§ Written request
Update the lines below by replacing every "Custom Command Block" with "Custom Action Block" and leaving everything else unchanged.

[start]

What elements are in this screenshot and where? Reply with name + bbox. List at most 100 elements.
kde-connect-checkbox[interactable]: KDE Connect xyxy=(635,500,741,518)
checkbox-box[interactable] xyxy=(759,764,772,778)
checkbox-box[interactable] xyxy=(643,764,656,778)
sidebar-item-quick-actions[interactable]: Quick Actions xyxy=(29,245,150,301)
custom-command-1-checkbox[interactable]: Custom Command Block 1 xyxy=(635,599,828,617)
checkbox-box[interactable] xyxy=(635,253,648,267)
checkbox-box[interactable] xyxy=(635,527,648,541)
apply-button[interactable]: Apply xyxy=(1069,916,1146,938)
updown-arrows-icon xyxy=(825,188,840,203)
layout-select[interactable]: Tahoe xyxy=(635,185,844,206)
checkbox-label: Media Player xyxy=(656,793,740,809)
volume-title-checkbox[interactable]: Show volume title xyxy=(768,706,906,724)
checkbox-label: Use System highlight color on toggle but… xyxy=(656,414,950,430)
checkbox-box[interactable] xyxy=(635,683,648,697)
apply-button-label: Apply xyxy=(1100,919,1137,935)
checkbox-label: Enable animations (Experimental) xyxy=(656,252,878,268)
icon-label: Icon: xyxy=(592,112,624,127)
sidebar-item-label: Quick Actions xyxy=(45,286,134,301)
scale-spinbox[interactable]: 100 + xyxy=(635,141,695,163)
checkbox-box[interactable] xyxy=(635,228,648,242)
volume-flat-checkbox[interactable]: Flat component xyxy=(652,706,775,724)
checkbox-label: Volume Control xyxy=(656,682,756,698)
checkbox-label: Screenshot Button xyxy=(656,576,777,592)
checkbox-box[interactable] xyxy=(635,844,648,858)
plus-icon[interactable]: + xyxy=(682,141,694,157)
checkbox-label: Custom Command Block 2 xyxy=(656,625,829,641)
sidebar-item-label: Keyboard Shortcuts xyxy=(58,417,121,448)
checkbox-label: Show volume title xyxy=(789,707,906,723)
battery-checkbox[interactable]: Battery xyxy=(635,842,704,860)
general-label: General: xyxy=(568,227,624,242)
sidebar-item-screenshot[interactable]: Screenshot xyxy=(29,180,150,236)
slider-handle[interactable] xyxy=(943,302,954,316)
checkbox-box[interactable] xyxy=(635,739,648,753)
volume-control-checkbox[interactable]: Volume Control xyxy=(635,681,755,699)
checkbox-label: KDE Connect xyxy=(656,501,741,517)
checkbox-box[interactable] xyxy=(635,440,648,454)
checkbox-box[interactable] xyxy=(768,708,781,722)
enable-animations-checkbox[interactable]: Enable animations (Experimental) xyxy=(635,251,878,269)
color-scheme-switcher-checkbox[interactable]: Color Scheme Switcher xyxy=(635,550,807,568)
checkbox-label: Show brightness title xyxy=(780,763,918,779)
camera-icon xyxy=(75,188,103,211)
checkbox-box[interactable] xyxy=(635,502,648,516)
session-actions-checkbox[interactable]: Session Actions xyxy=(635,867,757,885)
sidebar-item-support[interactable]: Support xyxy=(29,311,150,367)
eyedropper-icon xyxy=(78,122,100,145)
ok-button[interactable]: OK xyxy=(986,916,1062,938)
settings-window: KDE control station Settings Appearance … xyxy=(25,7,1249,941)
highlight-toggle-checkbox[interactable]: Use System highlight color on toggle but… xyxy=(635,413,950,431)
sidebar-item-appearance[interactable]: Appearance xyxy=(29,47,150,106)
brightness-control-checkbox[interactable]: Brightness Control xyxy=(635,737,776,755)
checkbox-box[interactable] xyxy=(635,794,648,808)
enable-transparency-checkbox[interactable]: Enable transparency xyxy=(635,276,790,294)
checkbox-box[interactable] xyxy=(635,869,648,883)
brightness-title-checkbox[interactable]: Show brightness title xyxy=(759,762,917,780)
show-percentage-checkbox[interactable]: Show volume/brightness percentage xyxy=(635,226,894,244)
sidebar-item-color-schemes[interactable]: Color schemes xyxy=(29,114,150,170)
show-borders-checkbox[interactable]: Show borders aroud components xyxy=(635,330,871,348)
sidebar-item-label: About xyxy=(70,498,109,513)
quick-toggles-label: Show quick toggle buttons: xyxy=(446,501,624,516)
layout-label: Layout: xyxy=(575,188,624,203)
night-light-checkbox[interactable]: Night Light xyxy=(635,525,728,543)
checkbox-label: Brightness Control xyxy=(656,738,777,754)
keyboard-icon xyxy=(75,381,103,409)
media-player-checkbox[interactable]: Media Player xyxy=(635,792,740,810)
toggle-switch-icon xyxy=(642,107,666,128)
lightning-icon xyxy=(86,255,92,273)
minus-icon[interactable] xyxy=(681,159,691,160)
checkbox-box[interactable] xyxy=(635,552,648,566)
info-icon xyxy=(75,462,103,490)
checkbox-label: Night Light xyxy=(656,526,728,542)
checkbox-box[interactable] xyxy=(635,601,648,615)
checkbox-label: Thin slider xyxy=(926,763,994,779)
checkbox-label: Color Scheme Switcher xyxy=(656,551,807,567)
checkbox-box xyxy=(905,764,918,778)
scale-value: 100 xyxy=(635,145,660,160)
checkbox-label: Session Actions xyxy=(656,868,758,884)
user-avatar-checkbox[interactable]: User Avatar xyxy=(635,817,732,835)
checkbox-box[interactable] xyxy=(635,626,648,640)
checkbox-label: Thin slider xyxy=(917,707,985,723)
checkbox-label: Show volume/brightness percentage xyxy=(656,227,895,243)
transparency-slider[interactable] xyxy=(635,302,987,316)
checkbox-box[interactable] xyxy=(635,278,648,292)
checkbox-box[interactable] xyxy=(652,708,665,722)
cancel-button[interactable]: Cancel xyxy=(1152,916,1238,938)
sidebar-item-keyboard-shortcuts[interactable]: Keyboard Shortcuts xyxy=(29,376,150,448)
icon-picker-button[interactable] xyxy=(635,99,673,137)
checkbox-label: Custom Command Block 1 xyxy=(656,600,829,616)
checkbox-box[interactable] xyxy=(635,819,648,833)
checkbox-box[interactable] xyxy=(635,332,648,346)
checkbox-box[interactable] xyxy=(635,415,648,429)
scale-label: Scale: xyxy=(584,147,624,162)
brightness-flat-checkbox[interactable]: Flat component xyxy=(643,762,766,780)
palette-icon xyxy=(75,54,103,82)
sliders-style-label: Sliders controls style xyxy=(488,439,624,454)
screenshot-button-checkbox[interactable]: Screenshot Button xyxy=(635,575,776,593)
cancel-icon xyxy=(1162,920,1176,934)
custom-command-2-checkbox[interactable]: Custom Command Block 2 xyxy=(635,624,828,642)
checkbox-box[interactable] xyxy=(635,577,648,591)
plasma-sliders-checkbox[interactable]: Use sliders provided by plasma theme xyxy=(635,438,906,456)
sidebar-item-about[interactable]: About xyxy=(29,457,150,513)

[end]

§ Response below
What elements are in this screenshot and where? Reply with name + bbox. List at most 100 elements.
kde-connect-checkbox[interactable]: KDE Connect xyxy=(635,500,741,518)
checkbox-box[interactable] xyxy=(759,764,772,778)
checkbox-box[interactable] xyxy=(643,764,656,778)
sidebar-item-quick-actions[interactable]: Quick Actions xyxy=(29,245,150,301)
custom-command-1-checkbox[interactable]: Custom Action Block 1 xyxy=(635,599,828,617)
checkbox-box[interactable] xyxy=(635,253,648,267)
checkbox-box[interactable] xyxy=(635,527,648,541)
apply-button[interactable]: Apply xyxy=(1069,916,1146,938)
updown-arrows-icon xyxy=(825,188,840,203)
layout-select[interactable]: Tahoe xyxy=(635,185,844,206)
checkbox-label: Media Player xyxy=(656,793,740,809)
volume-title-checkbox[interactable]: Show volume title xyxy=(768,706,906,724)
checkbox-label: Use System highlight color on toggle but… xyxy=(656,414,950,430)
checkbox-box[interactable] xyxy=(635,683,648,697)
apply-button-label: Apply xyxy=(1100,919,1137,935)
checkbox-label: Enable animations (Experimental) xyxy=(656,252,878,268)
icon-label: Icon: xyxy=(592,112,624,127)
sidebar-item-label: Quick Actions xyxy=(45,286,134,301)
scale-spinbox[interactable]: 100 + xyxy=(635,141,695,163)
checkbox-box[interactable] xyxy=(635,228,648,242)
volume-flat-checkbox[interactable]: Flat component xyxy=(652,706,775,724)
checkbox-label: Volume Control xyxy=(656,682,756,698)
checkbox-label: Screenshot Button xyxy=(656,576,777,592)
checkbox-box[interactable] xyxy=(635,844,648,858)
plus-icon[interactable]: + xyxy=(682,141,694,157)
checkbox-label: Custom Action Block 2 xyxy=(656,625,829,641)
sidebar-item-label: Keyboard Shortcuts xyxy=(58,417,121,448)
checkbox-label: Show volume title xyxy=(789,707,906,723)
battery-checkbox[interactable]: Battery xyxy=(635,842,704,860)
general-label: General: xyxy=(568,227,624,242)
sidebar-item-screenshot[interactable]: Screenshot xyxy=(29,180,150,236)
slider-handle[interactable] xyxy=(943,302,954,316)
checkbox-box[interactable] xyxy=(635,739,648,753)
volume-control-checkbox[interactable]: Volume Control xyxy=(635,681,755,699)
checkbox-label: KDE Connect xyxy=(656,501,741,517)
checkbox-box[interactable] xyxy=(635,440,648,454)
checkbox-box[interactable] xyxy=(768,708,781,722)
enable-animations-checkbox[interactable]: Enable animations (Experimental) xyxy=(635,251,878,269)
color-scheme-switcher-checkbox[interactable]: Color Scheme Switcher xyxy=(635,550,807,568)
checkbox-label: Show brightness title xyxy=(780,763,918,779)
camera-icon xyxy=(75,188,103,211)
checkbox-box[interactable] xyxy=(635,502,648,516)
session-actions-checkbox[interactable]: Session Actions xyxy=(635,867,757,885)
sidebar-item-support[interactable]: Support xyxy=(29,311,150,367)
eyedropper-icon xyxy=(78,122,100,145)
ok-button[interactable]: OK xyxy=(986,916,1062,938)
settings-window: KDE control station Settings Appearance … xyxy=(25,7,1249,941)
highlight-toggle-checkbox[interactable]: Use System highlight color on toggle but… xyxy=(635,413,950,431)
sidebar-item-appearance[interactable]: Appearance xyxy=(29,47,150,106)
brightness-control-checkbox[interactable]: Brightness Control xyxy=(635,737,776,755)
checkbox-box[interactable] xyxy=(635,794,648,808)
enable-transparency-checkbox[interactable]: Enable transparency xyxy=(635,276,790,294)
checkbox-box[interactable] xyxy=(635,869,648,883)
brightness-title-checkbox[interactable]: Show brightness title xyxy=(759,762,917,780)
show-percentage-checkbox[interactable]: Show volume/brightness percentage xyxy=(635,226,894,244)
sidebar-item-color-schemes[interactable]: Color schemes xyxy=(29,114,150,170)
show-borders-checkbox[interactable]: Show borders aroud components xyxy=(635,330,871,348)
sidebar-item-label: About xyxy=(70,498,109,513)
quick-toggles-label: Show quick toggle buttons: xyxy=(446,501,624,516)
layout-label: Layout: xyxy=(575,188,624,203)
night-light-checkbox[interactable]: Night Light xyxy=(635,525,728,543)
checkbox-label: Brightness Control xyxy=(656,738,777,754)
keyboard-icon xyxy=(75,381,103,409)
media-player-checkbox[interactable]: Media Player xyxy=(635,792,740,810)
toggle-switch-icon xyxy=(642,107,666,128)
lightning-icon xyxy=(86,255,92,273)
minus-icon[interactable] xyxy=(681,159,691,160)
checkbox-box[interactable] xyxy=(635,552,648,566)
info-icon xyxy=(75,462,103,490)
checkbox-label: Night Light xyxy=(656,526,728,542)
checkbox-box[interactable] xyxy=(635,601,648,615)
checkbox-label: Thin slider xyxy=(926,763,994,779)
checkbox-label: Color Scheme Switcher xyxy=(656,551,807,567)
checkbox-box xyxy=(905,764,918,778)
scale-value: 100 xyxy=(635,145,660,160)
checkbox-label: Session Actions xyxy=(656,868,758,884)
user-avatar-checkbox[interactable]: User Avatar xyxy=(635,817,732,835)
checkbox-box[interactable] xyxy=(635,626,648,640)
checkbox-label: Thin slider xyxy=(917,707,985,723)
checkbox-label: Show volume/brightness percentage xyxy=(656,227,895,243)
transparency-slider[interactable] xyxy=(635,302,987,316)
checkbox-box[interactable] xyxy=(635,278,648,292)
checkbox-box[interactable] xyxy=(652,708,665,722)
cancel-button[interactable]: Cancel xyxy=(1152,916,1238,938)
sidebar-item-keyboard-shortcuts[interactable]: Keyboard Shortcuts xyxy=(29,376,150,448)
icon-picker-button[interactable] xyxy=(635,99,673,137)
checkbox-label: Custom Action Block 1 xyxy=(656,600,829,616)
checkbox-box[interactable] xyxy=(635,819,648,833)
checkbox-box[interactable] xyxy=(635,332,648,346)
checkbox-box[interactable] xyxy=(635,415,648,429)
scale-label: Scale: xyxy=(584,147,624,162)
brightness-flat-checkbox[interactable]: Flat component xyxy=(643,762,766,780)
palette-icon xyxy=(75,54,103,82)
sliders-style-label: Sliders controls style xyxy=(488,439,624,454)
screenshot-button-checkbox[interactable]: Screenshot Button xyxy=(635,575,776,593)
cancel-icon xyxy=(1162,920,1176,934)
custom-command-2-checkbox[interactable]: Custom Action Block 2 xyxy=(635,624,828,642)
checkbox-box[interactable] xyxy=(635,577,648,591)
plasma-sliders-checkbox[interactable]: Use sliders provided by plasma theme xyxy=(635,438,906,456)
sidebar-item-about[interactable]: About xyxy=(29,457,150,513)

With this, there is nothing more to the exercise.